[Start of Attachment]

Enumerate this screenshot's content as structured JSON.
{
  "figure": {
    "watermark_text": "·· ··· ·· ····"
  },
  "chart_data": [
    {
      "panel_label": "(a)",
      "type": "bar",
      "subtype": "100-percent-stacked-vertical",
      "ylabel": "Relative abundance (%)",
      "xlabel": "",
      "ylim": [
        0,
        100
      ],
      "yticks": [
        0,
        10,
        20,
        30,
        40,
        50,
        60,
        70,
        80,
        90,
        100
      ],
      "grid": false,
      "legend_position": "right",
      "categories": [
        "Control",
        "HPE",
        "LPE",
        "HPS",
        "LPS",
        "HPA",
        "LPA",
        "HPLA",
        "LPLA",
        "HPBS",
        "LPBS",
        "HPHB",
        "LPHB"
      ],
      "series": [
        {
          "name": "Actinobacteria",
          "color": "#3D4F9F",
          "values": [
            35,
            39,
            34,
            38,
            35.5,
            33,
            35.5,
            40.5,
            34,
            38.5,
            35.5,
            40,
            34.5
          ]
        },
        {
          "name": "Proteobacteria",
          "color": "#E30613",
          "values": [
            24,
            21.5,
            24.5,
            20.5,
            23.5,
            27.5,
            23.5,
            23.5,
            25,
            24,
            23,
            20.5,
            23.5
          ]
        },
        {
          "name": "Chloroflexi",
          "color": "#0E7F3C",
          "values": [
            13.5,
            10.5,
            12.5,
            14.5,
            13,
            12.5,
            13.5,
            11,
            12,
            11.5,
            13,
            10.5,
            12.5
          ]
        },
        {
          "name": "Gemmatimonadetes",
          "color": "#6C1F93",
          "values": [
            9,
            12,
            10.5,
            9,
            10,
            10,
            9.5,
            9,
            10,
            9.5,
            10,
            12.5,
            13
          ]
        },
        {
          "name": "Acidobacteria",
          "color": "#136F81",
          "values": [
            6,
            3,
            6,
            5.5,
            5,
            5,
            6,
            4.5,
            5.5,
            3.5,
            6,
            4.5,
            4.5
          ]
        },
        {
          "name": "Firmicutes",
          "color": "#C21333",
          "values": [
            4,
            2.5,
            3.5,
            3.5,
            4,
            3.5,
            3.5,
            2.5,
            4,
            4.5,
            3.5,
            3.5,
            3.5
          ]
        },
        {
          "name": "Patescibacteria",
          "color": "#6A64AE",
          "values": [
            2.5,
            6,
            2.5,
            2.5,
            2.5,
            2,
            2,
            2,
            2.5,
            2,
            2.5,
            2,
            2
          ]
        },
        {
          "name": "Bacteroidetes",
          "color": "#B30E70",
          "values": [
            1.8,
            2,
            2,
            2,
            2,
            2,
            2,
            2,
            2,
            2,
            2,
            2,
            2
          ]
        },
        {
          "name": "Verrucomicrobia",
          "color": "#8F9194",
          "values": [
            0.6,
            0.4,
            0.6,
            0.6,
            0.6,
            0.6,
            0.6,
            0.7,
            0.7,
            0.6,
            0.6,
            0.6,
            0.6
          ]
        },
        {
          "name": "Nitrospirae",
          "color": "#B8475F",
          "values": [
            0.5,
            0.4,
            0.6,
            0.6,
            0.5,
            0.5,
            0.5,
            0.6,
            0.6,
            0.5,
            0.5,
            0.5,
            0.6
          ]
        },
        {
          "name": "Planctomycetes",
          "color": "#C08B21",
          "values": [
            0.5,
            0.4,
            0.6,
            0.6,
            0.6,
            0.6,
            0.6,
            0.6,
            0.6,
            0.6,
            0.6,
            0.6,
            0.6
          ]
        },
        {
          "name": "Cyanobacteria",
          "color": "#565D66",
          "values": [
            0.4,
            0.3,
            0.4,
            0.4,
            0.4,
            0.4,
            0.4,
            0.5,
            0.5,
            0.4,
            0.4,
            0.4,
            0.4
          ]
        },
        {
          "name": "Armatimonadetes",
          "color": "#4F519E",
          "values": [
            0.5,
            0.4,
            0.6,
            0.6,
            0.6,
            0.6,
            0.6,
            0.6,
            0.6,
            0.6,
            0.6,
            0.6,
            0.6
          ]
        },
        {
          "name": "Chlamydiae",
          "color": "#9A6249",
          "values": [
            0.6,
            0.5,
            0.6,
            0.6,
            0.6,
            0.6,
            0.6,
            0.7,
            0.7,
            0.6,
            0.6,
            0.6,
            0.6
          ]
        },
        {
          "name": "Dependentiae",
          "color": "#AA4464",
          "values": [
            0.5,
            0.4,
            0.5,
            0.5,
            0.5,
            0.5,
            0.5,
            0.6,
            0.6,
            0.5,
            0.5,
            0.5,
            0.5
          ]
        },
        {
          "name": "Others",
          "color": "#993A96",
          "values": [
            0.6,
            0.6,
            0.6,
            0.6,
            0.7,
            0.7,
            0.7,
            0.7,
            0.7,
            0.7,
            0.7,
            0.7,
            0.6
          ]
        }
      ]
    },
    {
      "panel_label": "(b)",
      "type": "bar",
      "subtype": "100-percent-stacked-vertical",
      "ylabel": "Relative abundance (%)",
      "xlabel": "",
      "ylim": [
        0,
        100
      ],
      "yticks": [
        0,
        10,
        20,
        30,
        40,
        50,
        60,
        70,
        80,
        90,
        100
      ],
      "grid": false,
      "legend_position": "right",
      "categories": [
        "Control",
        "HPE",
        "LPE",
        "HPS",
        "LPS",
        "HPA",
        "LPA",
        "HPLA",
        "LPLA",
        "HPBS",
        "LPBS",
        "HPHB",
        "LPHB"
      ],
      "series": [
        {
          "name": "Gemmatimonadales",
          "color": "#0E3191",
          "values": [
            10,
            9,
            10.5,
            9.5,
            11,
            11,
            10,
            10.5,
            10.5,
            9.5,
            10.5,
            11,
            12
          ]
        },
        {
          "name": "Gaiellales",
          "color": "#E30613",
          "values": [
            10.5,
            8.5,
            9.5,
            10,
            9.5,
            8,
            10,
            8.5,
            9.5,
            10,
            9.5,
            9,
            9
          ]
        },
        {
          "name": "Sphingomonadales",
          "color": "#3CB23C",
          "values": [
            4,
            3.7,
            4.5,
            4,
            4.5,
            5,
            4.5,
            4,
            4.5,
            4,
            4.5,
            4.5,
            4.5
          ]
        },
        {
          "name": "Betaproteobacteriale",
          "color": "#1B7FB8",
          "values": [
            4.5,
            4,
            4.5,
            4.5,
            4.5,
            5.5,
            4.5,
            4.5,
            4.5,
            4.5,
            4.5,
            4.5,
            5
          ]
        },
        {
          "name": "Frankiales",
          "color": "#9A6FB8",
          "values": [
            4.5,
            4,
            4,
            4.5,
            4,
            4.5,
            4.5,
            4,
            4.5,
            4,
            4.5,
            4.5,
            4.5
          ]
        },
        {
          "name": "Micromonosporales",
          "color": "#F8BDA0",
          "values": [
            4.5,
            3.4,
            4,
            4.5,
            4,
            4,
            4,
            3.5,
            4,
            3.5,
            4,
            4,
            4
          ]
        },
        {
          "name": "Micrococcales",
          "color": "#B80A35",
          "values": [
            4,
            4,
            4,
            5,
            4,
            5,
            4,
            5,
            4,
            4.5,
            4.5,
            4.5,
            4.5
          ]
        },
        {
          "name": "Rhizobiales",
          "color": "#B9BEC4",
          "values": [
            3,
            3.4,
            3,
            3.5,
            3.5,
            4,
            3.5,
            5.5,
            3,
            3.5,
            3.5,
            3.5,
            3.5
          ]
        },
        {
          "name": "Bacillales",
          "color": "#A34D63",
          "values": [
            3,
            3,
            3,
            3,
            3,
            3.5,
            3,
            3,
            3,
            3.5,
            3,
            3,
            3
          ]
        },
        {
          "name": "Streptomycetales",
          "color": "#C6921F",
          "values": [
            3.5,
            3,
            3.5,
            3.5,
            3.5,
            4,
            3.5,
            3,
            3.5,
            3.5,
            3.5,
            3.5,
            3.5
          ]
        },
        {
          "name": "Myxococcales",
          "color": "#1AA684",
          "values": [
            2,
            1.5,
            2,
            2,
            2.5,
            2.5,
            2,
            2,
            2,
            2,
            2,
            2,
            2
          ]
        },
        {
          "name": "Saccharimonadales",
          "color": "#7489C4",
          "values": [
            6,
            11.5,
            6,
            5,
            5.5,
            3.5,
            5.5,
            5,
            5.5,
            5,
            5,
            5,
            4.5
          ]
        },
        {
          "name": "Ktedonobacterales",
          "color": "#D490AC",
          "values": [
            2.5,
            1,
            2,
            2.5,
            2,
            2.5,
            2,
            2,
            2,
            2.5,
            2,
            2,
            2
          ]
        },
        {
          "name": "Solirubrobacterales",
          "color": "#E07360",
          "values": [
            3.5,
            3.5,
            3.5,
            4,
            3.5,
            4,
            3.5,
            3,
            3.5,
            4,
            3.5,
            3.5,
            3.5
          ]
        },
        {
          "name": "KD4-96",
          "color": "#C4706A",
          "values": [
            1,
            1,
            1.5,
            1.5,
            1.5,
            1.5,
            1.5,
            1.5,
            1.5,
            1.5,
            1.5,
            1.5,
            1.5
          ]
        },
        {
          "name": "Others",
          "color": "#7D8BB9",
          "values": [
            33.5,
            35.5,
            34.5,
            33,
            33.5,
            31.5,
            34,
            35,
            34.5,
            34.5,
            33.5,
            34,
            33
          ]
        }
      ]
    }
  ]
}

[End of Attachment]
[Start of Attachment]

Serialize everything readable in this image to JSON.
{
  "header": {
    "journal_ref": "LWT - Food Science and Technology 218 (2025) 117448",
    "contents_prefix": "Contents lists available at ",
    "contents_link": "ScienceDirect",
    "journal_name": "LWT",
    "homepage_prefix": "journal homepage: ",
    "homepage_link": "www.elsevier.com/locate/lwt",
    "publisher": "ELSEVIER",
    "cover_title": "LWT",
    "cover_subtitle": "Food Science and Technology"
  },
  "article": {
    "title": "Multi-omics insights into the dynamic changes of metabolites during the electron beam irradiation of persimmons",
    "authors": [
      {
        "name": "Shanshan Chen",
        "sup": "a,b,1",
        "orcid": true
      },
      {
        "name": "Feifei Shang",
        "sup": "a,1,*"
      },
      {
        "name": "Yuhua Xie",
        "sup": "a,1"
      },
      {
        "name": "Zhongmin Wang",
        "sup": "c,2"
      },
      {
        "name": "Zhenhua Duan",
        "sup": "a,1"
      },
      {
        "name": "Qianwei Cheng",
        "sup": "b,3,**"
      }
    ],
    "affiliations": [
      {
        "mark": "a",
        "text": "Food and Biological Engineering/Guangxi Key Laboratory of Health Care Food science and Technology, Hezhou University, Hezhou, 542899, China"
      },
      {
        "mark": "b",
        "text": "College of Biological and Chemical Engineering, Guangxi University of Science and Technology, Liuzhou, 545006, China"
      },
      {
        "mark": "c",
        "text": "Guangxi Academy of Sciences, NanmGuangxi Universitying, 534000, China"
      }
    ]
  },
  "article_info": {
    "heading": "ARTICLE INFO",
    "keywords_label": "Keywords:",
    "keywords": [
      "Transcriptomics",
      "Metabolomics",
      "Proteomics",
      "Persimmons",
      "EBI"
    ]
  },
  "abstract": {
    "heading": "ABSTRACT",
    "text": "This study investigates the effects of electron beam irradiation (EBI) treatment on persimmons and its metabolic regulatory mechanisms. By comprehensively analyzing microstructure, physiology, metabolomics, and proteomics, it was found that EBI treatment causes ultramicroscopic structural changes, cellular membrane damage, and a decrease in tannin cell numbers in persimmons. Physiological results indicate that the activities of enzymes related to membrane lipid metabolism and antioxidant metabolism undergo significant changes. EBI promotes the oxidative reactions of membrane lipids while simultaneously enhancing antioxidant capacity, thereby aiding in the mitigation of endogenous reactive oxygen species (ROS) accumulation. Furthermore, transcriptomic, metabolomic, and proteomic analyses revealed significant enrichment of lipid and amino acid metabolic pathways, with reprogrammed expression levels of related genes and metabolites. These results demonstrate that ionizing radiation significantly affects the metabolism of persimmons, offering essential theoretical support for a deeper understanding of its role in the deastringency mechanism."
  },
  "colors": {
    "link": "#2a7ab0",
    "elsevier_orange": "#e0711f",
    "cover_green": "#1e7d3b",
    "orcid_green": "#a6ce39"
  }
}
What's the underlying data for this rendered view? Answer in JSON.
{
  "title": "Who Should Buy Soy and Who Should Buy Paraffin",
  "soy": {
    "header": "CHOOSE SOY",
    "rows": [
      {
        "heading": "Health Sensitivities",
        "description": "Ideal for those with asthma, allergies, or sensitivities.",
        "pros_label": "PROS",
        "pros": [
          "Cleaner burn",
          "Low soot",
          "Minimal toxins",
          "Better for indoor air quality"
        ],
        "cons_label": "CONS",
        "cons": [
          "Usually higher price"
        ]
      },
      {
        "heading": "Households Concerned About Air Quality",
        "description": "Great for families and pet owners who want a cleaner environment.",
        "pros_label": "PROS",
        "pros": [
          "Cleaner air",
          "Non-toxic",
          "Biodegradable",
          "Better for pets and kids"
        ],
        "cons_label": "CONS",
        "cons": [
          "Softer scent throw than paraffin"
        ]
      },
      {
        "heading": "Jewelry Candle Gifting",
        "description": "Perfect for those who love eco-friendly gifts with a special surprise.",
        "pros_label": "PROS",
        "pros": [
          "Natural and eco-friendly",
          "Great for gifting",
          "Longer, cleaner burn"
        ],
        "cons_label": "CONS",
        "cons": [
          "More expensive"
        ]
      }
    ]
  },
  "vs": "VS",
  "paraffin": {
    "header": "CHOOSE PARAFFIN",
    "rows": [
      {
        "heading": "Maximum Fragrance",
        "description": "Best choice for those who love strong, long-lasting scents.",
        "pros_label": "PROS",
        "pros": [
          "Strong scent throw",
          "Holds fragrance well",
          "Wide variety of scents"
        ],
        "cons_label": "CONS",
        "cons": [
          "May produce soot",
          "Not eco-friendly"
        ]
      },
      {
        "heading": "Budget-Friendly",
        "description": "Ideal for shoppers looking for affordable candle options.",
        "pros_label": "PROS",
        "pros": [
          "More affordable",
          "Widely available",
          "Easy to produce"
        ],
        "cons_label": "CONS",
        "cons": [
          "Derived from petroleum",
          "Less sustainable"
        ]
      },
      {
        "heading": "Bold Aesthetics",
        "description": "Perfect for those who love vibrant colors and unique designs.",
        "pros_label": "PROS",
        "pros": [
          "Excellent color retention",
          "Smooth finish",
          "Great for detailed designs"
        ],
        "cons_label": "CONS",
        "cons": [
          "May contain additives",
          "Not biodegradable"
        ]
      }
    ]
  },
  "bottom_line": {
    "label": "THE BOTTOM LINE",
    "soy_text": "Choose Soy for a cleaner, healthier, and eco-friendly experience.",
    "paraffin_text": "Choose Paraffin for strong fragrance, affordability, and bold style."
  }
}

[End of Attachment]
[Start of Attachment]

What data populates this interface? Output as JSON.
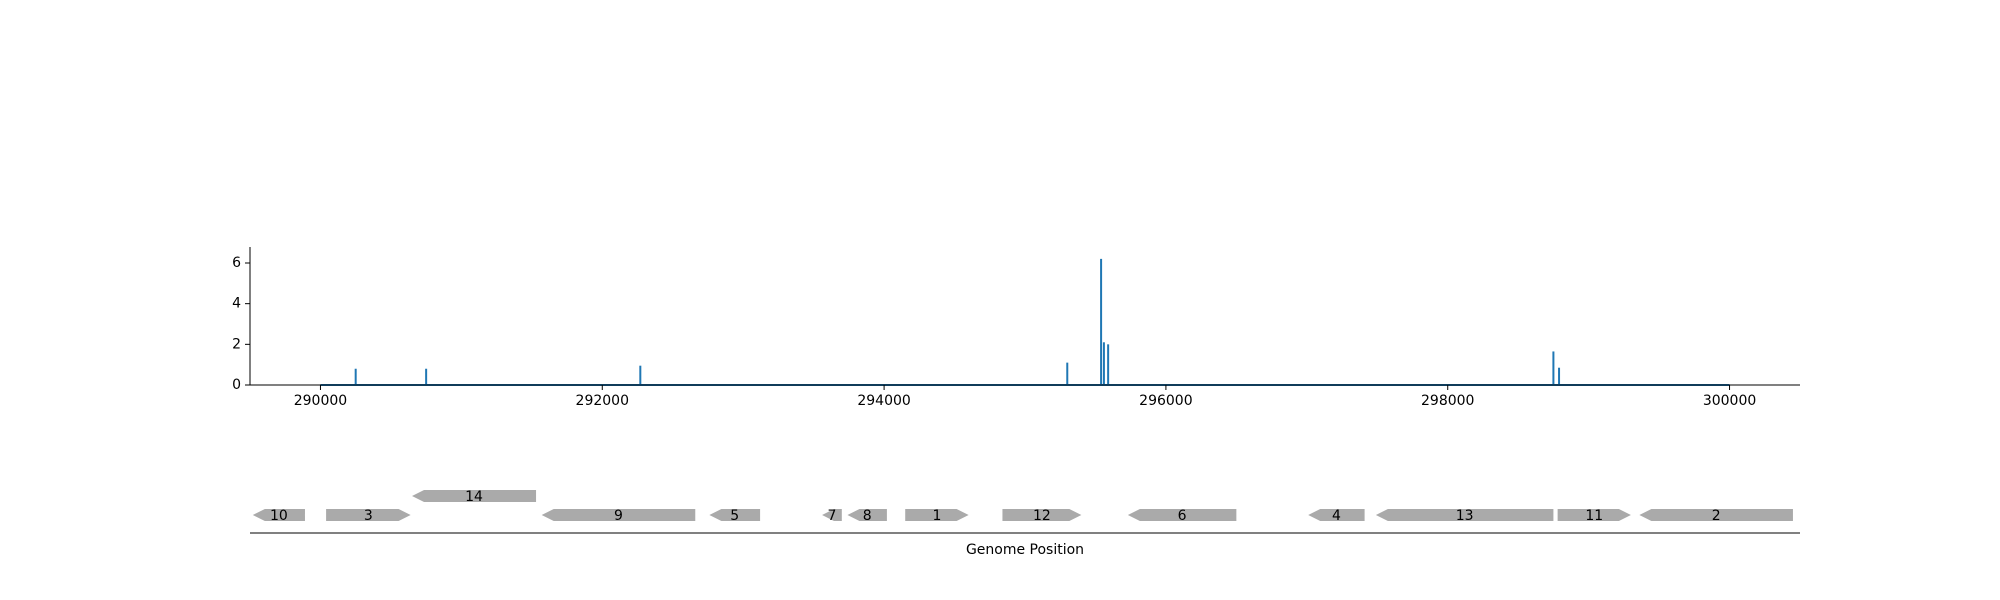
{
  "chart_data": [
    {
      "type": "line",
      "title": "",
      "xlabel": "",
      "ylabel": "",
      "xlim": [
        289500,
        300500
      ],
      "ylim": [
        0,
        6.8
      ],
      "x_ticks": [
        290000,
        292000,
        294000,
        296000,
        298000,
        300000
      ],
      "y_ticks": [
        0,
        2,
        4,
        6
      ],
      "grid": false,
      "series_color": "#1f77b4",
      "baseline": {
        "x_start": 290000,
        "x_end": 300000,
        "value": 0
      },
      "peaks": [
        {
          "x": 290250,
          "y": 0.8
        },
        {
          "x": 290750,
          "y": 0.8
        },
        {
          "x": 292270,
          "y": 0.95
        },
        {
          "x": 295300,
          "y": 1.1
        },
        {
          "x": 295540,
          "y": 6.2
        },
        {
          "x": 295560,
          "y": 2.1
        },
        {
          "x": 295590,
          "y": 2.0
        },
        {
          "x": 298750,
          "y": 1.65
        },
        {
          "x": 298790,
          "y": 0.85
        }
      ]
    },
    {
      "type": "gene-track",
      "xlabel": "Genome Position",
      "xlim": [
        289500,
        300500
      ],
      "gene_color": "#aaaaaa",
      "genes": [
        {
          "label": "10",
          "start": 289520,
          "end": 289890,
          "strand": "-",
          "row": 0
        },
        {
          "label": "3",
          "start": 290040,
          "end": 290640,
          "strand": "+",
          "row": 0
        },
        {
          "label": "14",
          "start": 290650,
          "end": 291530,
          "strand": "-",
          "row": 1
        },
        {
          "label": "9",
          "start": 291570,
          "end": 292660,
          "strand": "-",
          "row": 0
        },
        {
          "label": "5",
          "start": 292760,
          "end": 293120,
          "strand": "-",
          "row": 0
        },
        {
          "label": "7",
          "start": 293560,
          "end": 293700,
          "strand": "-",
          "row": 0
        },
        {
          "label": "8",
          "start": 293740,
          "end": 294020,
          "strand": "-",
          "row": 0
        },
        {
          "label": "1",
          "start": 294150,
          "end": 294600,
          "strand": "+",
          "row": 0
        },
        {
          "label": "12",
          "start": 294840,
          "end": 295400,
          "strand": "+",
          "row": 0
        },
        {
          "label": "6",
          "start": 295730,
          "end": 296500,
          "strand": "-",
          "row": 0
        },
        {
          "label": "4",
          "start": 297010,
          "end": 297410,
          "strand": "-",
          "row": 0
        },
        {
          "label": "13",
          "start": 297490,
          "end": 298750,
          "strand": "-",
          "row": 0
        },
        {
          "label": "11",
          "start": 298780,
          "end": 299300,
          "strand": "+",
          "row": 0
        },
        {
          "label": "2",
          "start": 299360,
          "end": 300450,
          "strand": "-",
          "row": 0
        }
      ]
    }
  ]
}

[End of Attachment]

#### Description of the task:
Count the lines in the entries that hold the word "affordable", and give nothing but the total.

#### Result below:
2